§ TASK
Search the data for the word "image" and copy every line where it occurs.

(Extracted data entries)
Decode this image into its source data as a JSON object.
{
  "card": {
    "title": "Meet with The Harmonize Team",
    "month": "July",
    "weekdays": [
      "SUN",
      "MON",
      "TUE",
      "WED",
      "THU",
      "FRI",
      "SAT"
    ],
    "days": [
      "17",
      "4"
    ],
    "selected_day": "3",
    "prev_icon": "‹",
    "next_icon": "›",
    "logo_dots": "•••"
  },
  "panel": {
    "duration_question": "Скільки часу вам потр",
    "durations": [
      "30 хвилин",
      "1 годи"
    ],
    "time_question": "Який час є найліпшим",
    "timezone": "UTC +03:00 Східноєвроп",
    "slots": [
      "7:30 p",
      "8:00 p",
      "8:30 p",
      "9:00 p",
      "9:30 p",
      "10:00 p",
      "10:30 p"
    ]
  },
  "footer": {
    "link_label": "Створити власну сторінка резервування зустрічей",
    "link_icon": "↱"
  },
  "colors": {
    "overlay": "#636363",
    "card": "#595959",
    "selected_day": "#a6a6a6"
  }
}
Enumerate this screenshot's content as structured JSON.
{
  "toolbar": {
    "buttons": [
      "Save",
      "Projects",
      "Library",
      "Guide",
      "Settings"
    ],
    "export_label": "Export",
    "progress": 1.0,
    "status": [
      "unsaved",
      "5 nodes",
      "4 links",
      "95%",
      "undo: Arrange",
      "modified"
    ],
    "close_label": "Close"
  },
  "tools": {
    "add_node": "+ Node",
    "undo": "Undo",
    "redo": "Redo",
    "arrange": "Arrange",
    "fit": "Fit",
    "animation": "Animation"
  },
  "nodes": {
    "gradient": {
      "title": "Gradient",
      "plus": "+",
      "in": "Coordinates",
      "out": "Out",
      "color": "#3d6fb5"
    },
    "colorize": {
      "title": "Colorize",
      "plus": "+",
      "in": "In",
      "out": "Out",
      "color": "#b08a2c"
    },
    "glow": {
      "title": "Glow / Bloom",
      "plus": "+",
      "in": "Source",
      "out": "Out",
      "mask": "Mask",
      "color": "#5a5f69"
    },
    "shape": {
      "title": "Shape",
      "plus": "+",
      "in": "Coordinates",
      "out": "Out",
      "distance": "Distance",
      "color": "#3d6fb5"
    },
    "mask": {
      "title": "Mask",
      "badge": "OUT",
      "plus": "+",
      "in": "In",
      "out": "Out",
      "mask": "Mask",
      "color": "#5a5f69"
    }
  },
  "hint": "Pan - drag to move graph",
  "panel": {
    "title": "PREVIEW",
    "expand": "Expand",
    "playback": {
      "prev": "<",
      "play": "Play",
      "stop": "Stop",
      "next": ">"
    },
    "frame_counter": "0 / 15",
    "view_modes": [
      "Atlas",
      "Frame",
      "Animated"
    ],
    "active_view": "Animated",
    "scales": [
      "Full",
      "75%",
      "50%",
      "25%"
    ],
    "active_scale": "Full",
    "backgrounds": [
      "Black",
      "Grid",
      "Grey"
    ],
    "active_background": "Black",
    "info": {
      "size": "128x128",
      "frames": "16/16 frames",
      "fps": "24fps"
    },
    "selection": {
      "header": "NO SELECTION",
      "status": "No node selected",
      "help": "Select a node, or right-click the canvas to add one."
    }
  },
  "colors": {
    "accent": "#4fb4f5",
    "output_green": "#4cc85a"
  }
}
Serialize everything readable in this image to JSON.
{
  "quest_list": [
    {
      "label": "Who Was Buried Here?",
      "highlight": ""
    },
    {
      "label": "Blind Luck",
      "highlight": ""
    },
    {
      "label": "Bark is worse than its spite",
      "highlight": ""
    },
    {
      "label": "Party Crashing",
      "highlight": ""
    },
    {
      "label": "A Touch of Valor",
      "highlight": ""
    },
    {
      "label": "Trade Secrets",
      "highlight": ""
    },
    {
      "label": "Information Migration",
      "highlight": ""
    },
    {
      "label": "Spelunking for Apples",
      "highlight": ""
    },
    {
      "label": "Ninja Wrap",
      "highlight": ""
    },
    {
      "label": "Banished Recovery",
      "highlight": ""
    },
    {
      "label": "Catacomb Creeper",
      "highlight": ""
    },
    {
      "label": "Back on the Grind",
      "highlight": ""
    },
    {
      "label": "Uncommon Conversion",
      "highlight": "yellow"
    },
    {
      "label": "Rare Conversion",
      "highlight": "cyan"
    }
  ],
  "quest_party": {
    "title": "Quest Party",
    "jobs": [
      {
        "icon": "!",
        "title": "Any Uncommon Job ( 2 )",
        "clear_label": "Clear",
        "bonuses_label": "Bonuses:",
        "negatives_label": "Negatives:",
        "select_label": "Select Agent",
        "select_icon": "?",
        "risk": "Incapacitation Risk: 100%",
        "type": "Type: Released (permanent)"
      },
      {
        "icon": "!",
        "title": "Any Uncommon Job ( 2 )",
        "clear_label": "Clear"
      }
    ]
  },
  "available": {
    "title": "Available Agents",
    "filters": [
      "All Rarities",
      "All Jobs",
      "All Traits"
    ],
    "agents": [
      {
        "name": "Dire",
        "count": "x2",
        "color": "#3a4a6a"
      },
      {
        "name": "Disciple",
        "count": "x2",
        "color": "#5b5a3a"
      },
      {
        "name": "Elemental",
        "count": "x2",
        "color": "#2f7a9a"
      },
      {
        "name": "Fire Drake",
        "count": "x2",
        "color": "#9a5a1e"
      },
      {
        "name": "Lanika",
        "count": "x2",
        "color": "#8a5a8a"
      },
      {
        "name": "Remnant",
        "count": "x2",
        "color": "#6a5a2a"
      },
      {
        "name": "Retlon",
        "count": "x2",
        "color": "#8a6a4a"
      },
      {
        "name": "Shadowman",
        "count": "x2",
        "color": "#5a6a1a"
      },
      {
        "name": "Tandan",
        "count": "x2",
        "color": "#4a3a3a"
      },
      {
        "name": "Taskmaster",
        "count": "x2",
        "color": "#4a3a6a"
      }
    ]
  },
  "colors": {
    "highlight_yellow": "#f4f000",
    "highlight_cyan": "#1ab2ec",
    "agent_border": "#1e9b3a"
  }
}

§ COMPLETE OUTPUT
Decode this image into its source data as a JSON object.
Serialize everything readable in this image to JSON.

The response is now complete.